▸ Your objective
Please write out the material that follows, exactly as it stands.

--------

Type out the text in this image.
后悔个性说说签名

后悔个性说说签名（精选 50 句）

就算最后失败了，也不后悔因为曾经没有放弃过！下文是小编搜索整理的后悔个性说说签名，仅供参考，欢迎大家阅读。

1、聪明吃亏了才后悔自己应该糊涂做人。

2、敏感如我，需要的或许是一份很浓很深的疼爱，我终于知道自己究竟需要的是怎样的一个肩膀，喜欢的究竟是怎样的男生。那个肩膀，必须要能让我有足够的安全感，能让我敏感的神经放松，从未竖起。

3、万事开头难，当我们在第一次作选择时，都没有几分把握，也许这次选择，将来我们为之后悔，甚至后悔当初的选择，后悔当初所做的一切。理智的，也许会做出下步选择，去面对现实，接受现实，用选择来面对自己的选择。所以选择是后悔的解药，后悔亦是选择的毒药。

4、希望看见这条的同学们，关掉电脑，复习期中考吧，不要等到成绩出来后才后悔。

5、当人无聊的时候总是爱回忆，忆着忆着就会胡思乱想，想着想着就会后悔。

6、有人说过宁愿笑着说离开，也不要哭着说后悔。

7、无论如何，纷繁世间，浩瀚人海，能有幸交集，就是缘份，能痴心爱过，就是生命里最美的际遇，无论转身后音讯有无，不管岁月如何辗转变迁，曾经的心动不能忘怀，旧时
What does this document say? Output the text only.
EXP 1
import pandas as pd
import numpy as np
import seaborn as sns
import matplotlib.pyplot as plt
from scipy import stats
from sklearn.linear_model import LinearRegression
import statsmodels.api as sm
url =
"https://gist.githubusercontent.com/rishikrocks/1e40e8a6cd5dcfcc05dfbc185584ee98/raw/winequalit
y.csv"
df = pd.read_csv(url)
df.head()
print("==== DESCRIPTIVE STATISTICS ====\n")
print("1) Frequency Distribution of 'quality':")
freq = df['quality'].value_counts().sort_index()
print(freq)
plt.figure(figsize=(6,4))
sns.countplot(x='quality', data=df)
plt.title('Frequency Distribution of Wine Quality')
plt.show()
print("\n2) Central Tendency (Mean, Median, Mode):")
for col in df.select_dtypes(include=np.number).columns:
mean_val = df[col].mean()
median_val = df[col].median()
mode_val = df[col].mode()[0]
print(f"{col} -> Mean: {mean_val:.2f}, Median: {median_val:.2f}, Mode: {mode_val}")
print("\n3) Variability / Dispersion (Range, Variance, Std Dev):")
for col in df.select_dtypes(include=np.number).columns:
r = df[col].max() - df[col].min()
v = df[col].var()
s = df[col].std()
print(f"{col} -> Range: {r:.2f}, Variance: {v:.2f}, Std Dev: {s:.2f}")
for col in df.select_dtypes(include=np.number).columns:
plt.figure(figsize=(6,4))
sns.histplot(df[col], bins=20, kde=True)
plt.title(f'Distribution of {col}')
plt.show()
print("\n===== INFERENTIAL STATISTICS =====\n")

--------

▸ Written response
Type out the text in this image.
后悔个性说说签名

后悔个性说说签名（精选 50 句）

就算最后失败了，也不后悔因为曾经没有放弃过！下文是小编搜索整理的后悔个性说说签名，仅供参考，欢迎大家阅读。

1、聪明吃亏了才后悔自己应该糊涂做人。

2、敏感如我，需要的或许是一份很浓很深的疼爱，我终于知道自己究竟需要的是怎样的一个肩膀，喜欢的究竟是怎样的男生。那个肩膀，必须要能让我有足够的安全感，能让我敏感的神经放松，从未竖起。

3、万事开头难，当我们在第一次作选择时，都没有几分把握，也许这次选择，将来我们为之后悔，甚至后悔当初的选择，后悔当初所做的一切。理智的，也许会做出下步选择，去面对现实，接受现实，用选择来面对自己的选择。所以选择是后悔的解药，后悔亦是选择的毒药。

4、希望看见这条的同学们，关掉电脑，复习期中考吧，不要等到成绩出来后才后悔。

5、当人无聊的时候总是爱回忆，忆着忆着就会胡思乱想，想着想着就会后悔。

6、有人说过宁愿笑着说离开，也不要哭着说后悔。

7、无论如何，纷繁世间，浩瀚人海，能有幸交集，就是缘份，能痴心爱过，就是生命里最美的际遇，无论转身后音讯有无，不管岁月如何辗转变迁，曾经的心动不能忘怀，旧时
What does this document say? Output the text only.
EXP 1
import pandas as pd
import numpy as np
import seaborn as sns
import matplotlib.pyplot as plt
from scipy import stats
from sklearn.linear_model import LinearRegression
import statsmodels.api as sm
url =
"https://gist.githubusercontent.com/rishikrocks/1e40e8a6cd5dcfcc05dfbc185584ee98/raw/winequalit
y.csv"
df = pd.read_csv(url)
df.head()
print("==== DESCRIPTIVE STATISTICS ====\n")
print("1) Frequency Distribution of 'quality':")
freq = df['quality'].value_counts().sort_index()
print(freq)
plt.figure(figsize=(6,4))
sns.countplot(x='quality', data=df)
plt.title('Frequency Distribution of Wine Quality')
plt.show()
print("\n2) Central Tendency (Mean, Median, Mode):")
for col in df.select_dtypes(include=np.number).columns:
mean_val = df[col].mean()
median_val = df[col].median()
mode_val = df[col].mode()[0]
print(f"{col} -> Mean: {mean_val:.2f}, Median: {median_val:.2f}, Mode: {mode_val}")
print("\n3) Variability / Dispersion (Range, Variance, Std Dev):")
for col in df.select_dtypes(include=np.number).columns:
r = df[col].max() - df[col].min()
v = df[col].var()
s = df[col].std()
print(f"{col} -> Range: {r:.2f}, Variance: {v:.2f}, Std Dev: {s:.2f}")
for col in df.select_dtypes(include=np.number).columns:
plt.figure(figsize=(6,4))
sns.histplot(df[col], bins=20, kde=True)
plt.title(f'Distribution of {col}')
plt.show()
print("\n===== INFERENTIAL STATISTICS =====\n")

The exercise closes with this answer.